### Records
###

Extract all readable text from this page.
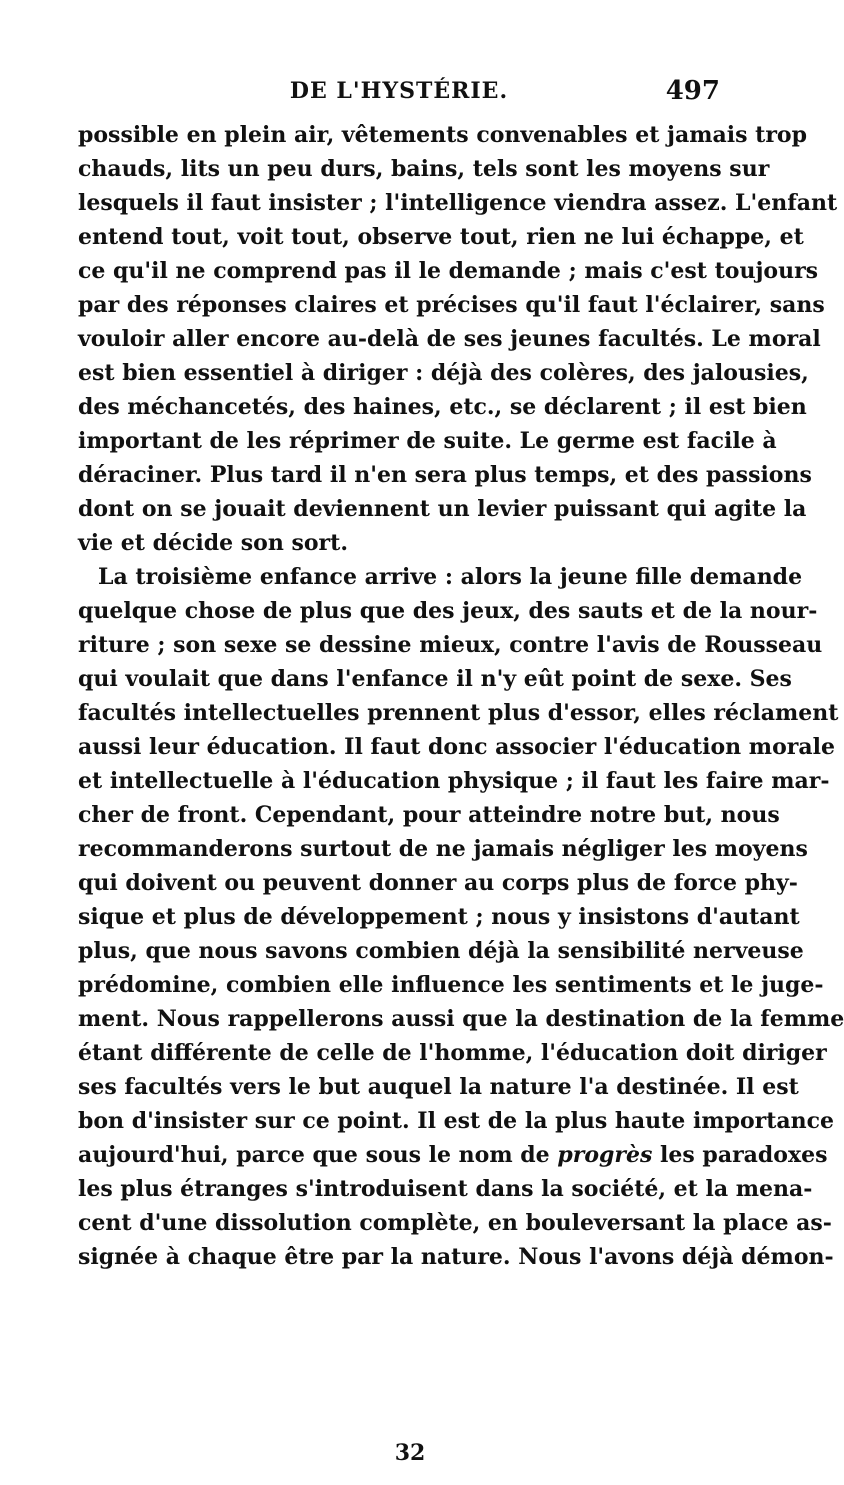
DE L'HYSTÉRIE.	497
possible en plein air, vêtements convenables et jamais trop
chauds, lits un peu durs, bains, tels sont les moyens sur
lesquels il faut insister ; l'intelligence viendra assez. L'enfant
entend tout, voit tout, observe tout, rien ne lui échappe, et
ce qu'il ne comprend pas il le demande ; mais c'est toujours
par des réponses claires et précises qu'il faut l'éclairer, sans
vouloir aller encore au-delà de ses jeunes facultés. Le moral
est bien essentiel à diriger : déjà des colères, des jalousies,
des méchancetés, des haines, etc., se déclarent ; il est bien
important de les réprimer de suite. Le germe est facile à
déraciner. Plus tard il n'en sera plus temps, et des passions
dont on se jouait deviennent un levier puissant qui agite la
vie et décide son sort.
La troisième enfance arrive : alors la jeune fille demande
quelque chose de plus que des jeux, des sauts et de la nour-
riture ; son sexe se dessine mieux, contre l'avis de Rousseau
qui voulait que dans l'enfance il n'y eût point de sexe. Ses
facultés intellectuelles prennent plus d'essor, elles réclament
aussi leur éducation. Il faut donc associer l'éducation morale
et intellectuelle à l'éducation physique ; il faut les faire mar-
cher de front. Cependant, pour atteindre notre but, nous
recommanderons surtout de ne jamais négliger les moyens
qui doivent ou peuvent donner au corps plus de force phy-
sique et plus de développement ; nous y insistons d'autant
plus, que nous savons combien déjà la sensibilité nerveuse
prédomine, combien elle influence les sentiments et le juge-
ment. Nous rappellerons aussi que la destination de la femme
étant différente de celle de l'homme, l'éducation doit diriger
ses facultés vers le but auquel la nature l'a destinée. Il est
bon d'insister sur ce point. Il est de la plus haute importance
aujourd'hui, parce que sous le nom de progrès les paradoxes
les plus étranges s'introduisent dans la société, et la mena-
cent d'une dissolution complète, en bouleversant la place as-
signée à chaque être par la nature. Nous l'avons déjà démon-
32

###

### Your task
Quote all the lines above exactly as given. Do not include the pictures.

### Exercise output
Extract all readable text from this page.
DE L'HYSTÉRIE.	497
possible en plein air, vêtements convenables et jamais trop
chauds, lits un peu durs, bains, tels sont les moyens sur
lesquels il faut insister ; l'intelligence viendra assez. L'enfant
entend tout, voit tout, observe tout, rien ne lui échappe, et
ce qu'il ne comprend pas il le demande ; mais c'est toujours
par des réponses claires et précises qu'il faut l'éclairer, sans
vouloir aller encore au-delà de ses jeunes facultés. Le moral
est bien essentiel à diriger : déjà des colères, des jalousies,
des méchancetés, des haines, etc., se déclarent ; il est bien
important de les réprimer de suite. Le germe est facile à
déraciner. Plus tard il n'en sera plus temps, et des passions
dont on se jouait deviennent un levier puissant qui agite la
vie et décide son sort.
La troisième enfance arrive : alors la jeune fille demande
quelque chose de plus que des jeux, des sauts et de la nour-
riture ; son sexe se dessine mieux, contre l'avis de Rousseau
qui voulait que dans l'enfance il n'y eût point de sexe. Ses
facultés intellectuelles prennent plus d'essor, elles réclament
aussi leur éducation. Il faut donc associer l'éducation morale
et intellectuelle à l'éducation physique ; il faut les faire mar-
cher de front. Cependant, pour atteindre notre but, nous
recommanderons surtout de ne jamais négliger les moyens
qui doivent ou peuvent donner au corps plus de force phy-
sique et plus de développement ; nous y insistons d'autant
plus, que nous savons combien déjà la sensibilité nerveuse
prédomine, combien elle influence les sentiments et le juge-
ment. Nous rappellerons aussi que la destination de la femme
étant différente de celle de l'homme, l'éducation doit diriger
ses facultés vers le but auquel la nature l'a destinée. Il est
bon d'insister sur ce point. Il est de la plus haute importance
aujourd'hui, parce que sous le nom de progrès les paradoxes
les plus étranges s'introduisent dans la société, et la mena-
cent d'une dissolution complète, en bouleversant la place as-
signée à chaque être par la nature. Nous l'avons déjà démon-
32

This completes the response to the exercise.